SHORT PROBLEM
Find the lines containing the word "thatthe" and copy every one of them.

INPUT MATERIAL
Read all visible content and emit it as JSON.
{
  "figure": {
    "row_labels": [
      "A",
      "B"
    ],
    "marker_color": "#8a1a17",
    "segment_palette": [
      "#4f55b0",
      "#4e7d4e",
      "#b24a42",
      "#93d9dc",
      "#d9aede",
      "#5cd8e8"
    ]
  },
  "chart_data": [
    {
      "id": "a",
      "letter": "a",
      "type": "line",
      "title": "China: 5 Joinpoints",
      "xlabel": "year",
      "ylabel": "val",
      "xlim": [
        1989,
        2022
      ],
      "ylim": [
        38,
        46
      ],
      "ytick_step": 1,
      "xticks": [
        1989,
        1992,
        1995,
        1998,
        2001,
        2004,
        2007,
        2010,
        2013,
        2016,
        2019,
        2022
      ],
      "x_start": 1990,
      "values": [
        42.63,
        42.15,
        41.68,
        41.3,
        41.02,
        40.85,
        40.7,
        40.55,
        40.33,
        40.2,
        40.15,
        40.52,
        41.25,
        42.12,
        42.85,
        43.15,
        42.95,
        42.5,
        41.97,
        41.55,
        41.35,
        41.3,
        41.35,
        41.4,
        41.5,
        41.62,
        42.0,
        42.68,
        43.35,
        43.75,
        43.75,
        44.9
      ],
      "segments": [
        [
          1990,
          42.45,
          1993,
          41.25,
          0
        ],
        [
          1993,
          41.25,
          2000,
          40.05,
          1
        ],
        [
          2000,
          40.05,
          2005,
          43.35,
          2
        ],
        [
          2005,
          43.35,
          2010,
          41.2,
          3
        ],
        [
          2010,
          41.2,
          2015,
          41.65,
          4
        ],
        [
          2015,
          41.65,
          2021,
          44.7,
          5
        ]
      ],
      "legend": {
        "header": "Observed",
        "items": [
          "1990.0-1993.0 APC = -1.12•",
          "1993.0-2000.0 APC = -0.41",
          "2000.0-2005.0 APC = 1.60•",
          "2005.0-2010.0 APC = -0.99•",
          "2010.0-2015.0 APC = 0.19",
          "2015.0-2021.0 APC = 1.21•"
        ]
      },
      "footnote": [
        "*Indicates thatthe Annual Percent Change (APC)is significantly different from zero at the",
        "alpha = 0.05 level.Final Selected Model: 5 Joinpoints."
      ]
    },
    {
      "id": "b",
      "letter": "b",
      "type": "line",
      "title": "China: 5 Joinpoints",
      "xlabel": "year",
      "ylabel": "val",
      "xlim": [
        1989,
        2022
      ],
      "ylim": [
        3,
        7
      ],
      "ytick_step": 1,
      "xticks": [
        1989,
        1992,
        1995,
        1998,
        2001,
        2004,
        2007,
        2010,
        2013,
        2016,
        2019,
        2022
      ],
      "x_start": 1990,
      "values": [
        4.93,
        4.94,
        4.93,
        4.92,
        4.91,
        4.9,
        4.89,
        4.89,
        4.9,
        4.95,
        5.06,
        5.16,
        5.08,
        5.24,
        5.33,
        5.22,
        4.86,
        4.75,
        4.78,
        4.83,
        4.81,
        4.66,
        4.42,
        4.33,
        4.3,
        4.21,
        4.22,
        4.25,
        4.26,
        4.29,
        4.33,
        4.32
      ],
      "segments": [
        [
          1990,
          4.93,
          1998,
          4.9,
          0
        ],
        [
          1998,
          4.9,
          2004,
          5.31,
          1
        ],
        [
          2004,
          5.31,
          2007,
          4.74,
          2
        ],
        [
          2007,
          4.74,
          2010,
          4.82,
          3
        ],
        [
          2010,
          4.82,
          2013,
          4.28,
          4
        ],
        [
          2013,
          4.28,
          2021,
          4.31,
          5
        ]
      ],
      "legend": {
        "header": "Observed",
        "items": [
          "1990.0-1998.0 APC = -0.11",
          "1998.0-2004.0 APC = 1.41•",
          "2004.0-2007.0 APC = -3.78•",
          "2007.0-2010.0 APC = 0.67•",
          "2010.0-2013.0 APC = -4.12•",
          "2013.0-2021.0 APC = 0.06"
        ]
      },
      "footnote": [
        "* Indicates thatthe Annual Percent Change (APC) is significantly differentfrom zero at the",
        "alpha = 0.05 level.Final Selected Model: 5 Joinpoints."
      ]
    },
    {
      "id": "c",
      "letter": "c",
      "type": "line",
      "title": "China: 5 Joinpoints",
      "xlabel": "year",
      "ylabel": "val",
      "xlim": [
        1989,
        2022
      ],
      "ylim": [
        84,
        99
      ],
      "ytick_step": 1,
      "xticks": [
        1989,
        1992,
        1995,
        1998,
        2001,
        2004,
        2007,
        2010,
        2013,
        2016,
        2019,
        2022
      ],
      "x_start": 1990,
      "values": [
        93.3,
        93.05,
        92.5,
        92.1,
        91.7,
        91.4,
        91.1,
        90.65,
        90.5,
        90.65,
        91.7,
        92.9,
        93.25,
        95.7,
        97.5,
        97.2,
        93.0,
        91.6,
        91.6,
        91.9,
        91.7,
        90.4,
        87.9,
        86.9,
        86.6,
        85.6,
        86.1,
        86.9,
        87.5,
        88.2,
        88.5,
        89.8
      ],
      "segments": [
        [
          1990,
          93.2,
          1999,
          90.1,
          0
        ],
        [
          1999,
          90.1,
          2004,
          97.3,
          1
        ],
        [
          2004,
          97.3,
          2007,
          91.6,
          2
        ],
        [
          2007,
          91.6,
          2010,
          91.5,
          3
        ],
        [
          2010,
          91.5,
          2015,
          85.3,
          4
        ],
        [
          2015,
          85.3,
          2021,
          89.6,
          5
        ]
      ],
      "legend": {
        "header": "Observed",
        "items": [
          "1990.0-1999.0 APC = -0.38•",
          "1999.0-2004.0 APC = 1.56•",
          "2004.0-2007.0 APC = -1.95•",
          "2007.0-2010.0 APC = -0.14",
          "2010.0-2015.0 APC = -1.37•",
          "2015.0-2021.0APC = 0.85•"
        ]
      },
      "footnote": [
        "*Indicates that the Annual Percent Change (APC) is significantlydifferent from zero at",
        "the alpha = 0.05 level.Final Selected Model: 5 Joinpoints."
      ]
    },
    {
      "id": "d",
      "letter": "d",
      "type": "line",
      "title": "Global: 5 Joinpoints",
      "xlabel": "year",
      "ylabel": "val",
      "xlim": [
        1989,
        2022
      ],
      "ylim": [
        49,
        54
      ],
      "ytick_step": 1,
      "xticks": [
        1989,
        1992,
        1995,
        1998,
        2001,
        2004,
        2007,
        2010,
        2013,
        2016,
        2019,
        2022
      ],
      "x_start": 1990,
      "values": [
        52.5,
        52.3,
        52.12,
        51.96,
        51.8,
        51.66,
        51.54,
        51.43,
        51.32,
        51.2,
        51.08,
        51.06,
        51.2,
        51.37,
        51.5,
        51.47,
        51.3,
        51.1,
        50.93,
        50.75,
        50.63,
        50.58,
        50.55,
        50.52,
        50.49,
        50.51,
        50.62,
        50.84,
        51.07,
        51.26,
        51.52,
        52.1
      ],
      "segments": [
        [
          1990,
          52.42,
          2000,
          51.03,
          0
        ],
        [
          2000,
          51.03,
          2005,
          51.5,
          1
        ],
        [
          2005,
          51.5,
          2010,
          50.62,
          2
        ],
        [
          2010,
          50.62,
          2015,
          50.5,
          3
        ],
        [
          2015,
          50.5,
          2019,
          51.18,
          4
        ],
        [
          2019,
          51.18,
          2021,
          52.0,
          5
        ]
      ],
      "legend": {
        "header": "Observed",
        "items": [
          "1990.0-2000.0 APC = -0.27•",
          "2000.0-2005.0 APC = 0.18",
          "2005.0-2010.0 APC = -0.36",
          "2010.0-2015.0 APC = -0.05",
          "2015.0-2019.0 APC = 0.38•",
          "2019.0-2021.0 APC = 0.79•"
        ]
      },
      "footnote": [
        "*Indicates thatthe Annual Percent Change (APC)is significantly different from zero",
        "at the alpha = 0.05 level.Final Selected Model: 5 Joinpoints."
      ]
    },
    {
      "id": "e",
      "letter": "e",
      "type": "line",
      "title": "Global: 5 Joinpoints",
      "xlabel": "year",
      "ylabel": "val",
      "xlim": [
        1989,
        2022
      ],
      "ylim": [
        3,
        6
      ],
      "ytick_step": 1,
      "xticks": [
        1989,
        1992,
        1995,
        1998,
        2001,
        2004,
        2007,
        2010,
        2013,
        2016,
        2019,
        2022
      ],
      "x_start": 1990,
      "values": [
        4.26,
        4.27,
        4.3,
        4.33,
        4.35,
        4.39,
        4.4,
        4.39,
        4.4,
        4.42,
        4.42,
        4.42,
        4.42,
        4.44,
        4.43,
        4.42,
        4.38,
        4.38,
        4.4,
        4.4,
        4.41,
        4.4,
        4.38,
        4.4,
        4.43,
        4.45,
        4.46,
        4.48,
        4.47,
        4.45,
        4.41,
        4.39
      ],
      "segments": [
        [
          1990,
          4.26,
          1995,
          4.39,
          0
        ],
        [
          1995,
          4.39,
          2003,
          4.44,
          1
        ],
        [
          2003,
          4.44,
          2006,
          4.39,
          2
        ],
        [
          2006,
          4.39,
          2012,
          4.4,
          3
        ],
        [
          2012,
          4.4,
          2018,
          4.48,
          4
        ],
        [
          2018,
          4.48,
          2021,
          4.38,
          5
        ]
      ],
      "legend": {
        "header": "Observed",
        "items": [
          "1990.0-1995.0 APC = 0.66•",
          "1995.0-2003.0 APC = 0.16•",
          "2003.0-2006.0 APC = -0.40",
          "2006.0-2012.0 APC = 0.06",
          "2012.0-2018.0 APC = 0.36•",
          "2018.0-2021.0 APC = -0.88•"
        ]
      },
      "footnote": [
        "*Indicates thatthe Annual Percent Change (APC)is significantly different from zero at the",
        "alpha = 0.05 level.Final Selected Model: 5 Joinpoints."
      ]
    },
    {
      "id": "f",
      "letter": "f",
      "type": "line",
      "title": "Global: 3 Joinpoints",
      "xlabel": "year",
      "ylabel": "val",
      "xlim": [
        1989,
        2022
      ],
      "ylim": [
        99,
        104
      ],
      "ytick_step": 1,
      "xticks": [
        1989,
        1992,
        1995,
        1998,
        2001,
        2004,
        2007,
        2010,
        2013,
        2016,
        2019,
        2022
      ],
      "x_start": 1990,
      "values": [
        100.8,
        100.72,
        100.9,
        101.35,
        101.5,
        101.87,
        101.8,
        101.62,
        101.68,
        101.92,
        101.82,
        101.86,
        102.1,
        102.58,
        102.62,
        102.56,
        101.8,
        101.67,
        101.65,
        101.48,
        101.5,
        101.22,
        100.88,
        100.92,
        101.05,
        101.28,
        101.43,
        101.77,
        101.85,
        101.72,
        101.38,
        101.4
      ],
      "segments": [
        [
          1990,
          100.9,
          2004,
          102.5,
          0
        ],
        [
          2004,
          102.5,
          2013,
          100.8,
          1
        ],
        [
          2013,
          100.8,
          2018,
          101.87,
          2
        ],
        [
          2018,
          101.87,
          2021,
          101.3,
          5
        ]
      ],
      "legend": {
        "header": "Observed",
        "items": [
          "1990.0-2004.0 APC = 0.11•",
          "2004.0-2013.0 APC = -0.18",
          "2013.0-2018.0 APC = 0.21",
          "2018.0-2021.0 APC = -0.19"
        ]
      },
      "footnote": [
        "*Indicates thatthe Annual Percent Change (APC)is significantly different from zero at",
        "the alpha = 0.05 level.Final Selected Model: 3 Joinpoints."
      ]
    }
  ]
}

EXPECTED ANSWER
        "*Indicates thatthe Annual Percent Change (APC)is significantly different from zero at the",
        "* Indicates thatthe Annual Percent Change (APC) is significantly differentfrom zero at the",
        "*Indicates thatthe Annual Percent Change (APC)is significantly different from zero",
        "*Indicates thatthe Annual Percent Change (APC)is significantly different from zero at the",
        "*Indicates thatthe Annual Percent Change (APC)is significantly different from zero at",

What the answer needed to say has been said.